GIVEN TASK:
Please repeat word for word the lines of the records below, starting at the very first line and ending at the line that contains "y-tick-label: 6 — [88, 274, 106, 303]", both included.

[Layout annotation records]

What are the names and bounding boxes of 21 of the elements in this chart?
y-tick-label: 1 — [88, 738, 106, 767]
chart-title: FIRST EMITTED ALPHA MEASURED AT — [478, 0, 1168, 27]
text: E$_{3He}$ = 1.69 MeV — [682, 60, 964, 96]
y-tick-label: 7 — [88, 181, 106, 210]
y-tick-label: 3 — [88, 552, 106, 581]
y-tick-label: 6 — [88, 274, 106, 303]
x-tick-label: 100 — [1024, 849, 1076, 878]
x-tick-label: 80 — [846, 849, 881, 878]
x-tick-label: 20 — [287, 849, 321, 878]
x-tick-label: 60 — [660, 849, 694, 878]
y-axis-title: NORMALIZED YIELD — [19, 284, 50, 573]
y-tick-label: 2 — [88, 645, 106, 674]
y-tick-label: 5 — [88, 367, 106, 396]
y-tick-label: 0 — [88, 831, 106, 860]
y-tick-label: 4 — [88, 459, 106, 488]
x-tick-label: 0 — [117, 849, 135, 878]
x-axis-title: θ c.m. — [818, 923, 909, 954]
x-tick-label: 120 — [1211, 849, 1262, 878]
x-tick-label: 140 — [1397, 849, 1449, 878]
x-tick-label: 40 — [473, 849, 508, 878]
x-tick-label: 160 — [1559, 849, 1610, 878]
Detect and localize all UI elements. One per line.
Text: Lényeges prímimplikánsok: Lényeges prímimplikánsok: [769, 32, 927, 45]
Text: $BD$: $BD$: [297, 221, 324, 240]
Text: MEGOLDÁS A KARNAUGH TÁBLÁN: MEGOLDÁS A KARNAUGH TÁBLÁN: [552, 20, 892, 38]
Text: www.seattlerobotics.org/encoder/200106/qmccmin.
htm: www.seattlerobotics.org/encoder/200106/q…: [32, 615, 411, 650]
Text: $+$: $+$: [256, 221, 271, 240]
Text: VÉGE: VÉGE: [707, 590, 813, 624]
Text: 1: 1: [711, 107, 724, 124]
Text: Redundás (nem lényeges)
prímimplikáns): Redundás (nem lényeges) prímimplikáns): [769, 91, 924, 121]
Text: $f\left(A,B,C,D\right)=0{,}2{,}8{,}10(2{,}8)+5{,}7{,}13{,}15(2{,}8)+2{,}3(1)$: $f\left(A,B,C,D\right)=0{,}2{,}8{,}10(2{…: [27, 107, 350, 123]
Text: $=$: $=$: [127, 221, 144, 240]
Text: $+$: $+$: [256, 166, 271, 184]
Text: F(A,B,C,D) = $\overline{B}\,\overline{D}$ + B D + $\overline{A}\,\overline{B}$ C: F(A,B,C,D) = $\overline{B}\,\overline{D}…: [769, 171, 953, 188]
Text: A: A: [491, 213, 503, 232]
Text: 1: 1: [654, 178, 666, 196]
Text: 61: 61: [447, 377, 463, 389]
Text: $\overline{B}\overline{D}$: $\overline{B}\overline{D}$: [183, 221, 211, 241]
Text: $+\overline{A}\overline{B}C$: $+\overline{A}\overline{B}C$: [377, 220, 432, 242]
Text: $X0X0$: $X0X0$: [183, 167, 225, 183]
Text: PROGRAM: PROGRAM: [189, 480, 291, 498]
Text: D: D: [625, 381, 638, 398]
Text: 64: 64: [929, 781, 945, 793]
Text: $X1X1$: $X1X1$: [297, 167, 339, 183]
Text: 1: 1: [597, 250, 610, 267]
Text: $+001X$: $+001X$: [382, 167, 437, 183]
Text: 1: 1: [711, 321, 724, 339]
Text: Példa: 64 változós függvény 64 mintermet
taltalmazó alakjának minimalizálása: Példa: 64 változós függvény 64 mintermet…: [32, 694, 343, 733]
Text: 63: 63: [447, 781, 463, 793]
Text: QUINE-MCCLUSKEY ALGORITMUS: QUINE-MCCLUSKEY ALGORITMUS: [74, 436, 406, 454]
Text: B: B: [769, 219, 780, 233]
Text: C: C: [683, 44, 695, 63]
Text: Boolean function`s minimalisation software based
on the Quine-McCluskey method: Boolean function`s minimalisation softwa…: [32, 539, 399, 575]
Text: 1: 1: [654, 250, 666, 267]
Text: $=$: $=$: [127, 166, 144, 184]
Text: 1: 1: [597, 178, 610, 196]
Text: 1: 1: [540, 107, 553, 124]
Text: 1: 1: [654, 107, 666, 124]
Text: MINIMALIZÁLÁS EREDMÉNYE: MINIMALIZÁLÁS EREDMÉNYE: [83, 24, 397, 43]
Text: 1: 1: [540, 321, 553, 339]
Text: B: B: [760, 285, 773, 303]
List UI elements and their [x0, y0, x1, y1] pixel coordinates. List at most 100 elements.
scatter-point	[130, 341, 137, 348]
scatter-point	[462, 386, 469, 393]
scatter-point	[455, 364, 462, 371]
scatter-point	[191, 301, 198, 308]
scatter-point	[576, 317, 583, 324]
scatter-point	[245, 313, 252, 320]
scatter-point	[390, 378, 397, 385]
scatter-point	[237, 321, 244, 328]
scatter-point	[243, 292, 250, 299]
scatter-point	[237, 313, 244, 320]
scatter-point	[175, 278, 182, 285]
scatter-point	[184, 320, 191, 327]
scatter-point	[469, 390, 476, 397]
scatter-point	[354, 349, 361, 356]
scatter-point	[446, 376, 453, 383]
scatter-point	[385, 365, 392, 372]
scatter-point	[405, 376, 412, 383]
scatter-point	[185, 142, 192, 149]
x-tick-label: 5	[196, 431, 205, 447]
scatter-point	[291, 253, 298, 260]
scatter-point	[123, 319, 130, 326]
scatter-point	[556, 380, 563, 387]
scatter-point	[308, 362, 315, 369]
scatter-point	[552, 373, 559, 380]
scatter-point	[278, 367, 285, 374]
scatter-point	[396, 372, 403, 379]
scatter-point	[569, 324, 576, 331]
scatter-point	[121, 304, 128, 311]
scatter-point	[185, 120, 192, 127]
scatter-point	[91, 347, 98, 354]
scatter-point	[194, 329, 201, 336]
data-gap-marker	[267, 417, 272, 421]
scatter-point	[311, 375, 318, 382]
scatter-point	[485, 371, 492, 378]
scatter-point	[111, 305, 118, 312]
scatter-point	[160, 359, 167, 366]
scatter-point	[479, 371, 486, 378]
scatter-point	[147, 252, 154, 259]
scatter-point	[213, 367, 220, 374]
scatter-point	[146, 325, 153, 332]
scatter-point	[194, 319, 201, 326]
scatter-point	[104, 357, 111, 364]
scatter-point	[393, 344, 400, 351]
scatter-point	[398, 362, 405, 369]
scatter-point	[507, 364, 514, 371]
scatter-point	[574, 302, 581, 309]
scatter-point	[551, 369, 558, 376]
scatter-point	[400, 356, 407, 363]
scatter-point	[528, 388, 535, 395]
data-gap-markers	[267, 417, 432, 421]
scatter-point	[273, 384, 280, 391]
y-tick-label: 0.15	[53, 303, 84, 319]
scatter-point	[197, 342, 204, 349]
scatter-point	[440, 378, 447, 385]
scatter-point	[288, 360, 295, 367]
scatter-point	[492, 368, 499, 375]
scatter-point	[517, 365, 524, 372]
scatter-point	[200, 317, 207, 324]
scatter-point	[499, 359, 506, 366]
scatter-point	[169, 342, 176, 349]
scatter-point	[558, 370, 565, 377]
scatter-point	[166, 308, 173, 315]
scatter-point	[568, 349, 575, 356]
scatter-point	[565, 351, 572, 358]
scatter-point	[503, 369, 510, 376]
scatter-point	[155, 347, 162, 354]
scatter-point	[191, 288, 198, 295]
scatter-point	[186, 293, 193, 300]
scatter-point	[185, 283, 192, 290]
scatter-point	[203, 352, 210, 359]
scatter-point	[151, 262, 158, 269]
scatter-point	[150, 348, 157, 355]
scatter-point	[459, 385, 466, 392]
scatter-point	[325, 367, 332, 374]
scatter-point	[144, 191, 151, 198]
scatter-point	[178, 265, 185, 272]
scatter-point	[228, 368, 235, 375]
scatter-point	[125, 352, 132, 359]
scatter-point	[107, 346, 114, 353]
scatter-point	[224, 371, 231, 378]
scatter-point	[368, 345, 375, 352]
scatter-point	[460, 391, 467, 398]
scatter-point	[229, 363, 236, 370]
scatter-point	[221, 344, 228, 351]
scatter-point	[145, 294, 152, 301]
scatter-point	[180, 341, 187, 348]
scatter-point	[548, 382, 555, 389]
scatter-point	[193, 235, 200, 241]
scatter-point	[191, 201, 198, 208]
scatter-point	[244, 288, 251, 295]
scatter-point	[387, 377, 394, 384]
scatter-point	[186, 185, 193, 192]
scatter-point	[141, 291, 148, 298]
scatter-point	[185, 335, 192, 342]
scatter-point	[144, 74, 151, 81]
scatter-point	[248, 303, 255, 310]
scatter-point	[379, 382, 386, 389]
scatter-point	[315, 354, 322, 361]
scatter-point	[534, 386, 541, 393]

ANSWER IN FULL:
What are the names and bounding boxes of 21 of the elements in this chart?
y-tick-label: 1 — [88, 738, 106, 767]
chart-title: FIRST EMITTED ALPHA MEASURED AT — [478, 0, 1168, 27]
text: E$_{3He}$ = 1.69 MeV — [682, 60, 964, 96]
y-tick-label: 7 — [88, 181, 106, 210]
y-tick-label: 3 — [88, 552, 106, 581]
y-tick-label: 6 — [88, 274, 106, 303]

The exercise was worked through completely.